▸ Task brief
Using the material below, copy every line where "JSON" appears.

▸ Material for the task
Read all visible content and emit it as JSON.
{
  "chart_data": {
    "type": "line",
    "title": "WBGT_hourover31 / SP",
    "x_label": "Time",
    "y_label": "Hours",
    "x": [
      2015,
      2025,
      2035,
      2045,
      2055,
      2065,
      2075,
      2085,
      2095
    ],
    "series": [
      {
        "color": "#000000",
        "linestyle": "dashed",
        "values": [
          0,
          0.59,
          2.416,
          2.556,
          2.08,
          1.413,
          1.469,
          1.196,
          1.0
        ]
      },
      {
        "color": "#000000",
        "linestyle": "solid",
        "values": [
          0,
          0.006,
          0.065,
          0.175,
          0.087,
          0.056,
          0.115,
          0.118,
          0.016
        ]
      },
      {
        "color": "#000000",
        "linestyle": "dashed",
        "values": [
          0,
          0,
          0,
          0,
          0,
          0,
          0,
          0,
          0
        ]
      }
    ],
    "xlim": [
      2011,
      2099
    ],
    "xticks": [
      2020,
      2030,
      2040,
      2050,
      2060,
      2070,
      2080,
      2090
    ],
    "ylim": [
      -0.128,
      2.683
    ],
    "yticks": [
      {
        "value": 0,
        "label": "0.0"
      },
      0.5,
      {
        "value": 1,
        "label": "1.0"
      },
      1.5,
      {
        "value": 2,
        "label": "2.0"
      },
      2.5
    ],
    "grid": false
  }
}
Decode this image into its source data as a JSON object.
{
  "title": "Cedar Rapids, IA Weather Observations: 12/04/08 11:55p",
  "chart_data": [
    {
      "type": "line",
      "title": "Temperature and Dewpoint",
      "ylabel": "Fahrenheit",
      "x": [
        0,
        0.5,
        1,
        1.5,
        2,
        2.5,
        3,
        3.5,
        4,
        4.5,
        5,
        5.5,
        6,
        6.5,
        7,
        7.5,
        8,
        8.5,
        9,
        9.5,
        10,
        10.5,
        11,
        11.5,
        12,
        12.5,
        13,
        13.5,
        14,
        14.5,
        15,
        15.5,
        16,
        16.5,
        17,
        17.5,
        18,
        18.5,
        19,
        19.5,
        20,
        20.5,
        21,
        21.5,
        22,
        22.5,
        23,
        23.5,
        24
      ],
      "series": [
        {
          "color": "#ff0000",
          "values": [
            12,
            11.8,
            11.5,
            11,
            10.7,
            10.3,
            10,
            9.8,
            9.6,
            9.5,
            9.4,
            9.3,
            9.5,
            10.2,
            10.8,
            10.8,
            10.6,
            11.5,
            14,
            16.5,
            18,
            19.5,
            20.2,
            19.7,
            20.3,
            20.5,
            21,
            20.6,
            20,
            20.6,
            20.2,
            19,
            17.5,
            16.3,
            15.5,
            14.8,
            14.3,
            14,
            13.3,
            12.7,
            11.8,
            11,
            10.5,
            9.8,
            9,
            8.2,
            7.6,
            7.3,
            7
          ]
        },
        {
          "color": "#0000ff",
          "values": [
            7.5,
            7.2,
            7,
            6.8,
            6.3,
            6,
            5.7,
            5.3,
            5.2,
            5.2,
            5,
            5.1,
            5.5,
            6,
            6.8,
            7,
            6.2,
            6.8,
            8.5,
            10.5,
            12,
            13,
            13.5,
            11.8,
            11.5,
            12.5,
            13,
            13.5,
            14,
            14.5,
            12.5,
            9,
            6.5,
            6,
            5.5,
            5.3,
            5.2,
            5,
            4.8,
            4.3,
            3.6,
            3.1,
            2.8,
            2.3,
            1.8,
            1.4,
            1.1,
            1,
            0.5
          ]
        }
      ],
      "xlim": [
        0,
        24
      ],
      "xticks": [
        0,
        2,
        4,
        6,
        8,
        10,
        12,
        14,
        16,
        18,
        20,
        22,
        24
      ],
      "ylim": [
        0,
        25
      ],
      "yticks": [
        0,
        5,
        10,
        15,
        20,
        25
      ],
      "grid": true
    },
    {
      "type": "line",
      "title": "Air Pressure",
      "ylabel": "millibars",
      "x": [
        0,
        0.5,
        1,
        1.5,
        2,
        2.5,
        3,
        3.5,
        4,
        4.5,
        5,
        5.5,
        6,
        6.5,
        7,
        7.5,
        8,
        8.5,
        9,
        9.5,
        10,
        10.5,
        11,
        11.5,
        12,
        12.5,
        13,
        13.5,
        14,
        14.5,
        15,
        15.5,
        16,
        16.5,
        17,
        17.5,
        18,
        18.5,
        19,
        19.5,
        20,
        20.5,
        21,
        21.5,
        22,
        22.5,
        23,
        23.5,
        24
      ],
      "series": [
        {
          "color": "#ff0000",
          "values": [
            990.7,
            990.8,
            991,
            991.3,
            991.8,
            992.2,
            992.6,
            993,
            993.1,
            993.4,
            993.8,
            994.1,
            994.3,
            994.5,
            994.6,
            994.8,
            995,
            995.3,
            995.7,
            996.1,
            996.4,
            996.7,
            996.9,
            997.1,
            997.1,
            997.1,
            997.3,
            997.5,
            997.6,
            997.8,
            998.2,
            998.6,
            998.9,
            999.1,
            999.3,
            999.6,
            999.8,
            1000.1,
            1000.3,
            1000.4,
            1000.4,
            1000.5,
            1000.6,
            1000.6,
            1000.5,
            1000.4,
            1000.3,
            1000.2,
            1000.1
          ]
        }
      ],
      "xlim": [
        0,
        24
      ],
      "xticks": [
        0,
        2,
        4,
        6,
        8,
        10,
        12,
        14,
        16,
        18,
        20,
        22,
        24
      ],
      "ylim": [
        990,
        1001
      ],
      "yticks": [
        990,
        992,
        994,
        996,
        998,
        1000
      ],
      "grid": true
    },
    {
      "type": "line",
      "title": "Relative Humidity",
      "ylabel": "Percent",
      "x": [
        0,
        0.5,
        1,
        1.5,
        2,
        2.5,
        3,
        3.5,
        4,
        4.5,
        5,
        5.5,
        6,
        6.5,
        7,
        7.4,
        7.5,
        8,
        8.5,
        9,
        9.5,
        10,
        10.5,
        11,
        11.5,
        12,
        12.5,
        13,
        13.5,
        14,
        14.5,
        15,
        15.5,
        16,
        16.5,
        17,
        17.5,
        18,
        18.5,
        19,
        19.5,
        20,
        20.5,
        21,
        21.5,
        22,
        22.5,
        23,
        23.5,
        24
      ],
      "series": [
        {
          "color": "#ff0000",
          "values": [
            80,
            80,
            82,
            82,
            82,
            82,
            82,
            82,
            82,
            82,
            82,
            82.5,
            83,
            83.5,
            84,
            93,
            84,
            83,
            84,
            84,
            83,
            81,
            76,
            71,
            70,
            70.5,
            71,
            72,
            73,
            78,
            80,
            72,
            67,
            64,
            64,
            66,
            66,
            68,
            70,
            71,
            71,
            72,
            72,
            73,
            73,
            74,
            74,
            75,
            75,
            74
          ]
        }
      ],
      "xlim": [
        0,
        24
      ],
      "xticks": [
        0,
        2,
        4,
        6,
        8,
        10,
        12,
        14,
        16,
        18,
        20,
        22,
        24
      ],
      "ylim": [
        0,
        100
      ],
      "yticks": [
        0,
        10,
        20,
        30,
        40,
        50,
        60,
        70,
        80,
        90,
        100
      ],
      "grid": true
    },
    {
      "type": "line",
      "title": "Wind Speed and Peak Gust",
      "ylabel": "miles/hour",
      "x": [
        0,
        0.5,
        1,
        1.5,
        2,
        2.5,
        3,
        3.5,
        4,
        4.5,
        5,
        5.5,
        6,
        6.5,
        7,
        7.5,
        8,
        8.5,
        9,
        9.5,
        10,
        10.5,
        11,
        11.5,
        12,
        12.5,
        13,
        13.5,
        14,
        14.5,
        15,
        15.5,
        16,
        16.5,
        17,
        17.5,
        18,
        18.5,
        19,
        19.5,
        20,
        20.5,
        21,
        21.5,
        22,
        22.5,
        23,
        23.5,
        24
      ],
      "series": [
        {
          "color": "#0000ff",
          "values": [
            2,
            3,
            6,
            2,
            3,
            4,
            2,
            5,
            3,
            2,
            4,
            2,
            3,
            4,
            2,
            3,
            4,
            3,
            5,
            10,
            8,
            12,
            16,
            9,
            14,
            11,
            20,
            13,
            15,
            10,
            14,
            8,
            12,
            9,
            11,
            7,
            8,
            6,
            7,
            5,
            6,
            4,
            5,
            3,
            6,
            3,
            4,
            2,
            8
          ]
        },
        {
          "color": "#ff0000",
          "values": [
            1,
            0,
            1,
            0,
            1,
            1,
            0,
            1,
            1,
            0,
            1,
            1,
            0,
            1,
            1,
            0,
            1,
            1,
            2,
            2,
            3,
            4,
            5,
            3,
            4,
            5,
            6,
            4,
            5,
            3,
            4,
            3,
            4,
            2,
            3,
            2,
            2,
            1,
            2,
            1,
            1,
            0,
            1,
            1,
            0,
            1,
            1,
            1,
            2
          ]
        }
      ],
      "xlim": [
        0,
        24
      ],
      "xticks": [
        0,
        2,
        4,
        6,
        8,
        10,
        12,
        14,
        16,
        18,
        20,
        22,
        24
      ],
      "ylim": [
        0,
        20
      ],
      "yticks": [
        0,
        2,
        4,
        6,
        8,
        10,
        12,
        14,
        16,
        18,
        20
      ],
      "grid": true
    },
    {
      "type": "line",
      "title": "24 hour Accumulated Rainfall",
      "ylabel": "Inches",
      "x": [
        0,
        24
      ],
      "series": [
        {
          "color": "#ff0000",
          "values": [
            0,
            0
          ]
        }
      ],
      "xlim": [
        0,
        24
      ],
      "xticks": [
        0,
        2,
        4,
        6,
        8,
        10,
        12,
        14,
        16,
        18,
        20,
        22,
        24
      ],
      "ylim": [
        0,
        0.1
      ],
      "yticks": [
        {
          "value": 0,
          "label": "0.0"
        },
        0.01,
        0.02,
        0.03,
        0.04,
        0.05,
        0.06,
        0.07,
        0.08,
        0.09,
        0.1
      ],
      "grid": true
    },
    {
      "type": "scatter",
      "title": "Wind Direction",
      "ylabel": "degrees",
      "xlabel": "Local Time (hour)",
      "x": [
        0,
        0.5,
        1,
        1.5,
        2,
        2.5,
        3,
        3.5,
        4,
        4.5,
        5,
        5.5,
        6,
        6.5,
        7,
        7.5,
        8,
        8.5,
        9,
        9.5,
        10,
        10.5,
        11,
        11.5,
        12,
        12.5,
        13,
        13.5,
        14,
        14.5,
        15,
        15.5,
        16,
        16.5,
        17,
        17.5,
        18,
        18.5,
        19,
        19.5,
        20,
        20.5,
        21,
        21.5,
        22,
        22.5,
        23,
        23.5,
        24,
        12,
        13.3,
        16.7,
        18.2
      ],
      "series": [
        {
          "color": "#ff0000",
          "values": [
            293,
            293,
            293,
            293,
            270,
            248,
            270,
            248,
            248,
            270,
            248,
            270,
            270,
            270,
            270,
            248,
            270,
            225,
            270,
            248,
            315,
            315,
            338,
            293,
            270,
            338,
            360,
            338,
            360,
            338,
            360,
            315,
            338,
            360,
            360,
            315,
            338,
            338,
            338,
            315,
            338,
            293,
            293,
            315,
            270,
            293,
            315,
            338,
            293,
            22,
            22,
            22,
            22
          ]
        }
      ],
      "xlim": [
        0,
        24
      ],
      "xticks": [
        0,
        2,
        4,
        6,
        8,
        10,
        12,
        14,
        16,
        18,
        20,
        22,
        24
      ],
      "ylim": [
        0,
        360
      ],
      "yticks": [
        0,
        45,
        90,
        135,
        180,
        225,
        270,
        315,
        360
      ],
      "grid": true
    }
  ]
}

▸ Task solution
Read all visible content and emit it as JSON.
Decode this image into its source data as a JSON object.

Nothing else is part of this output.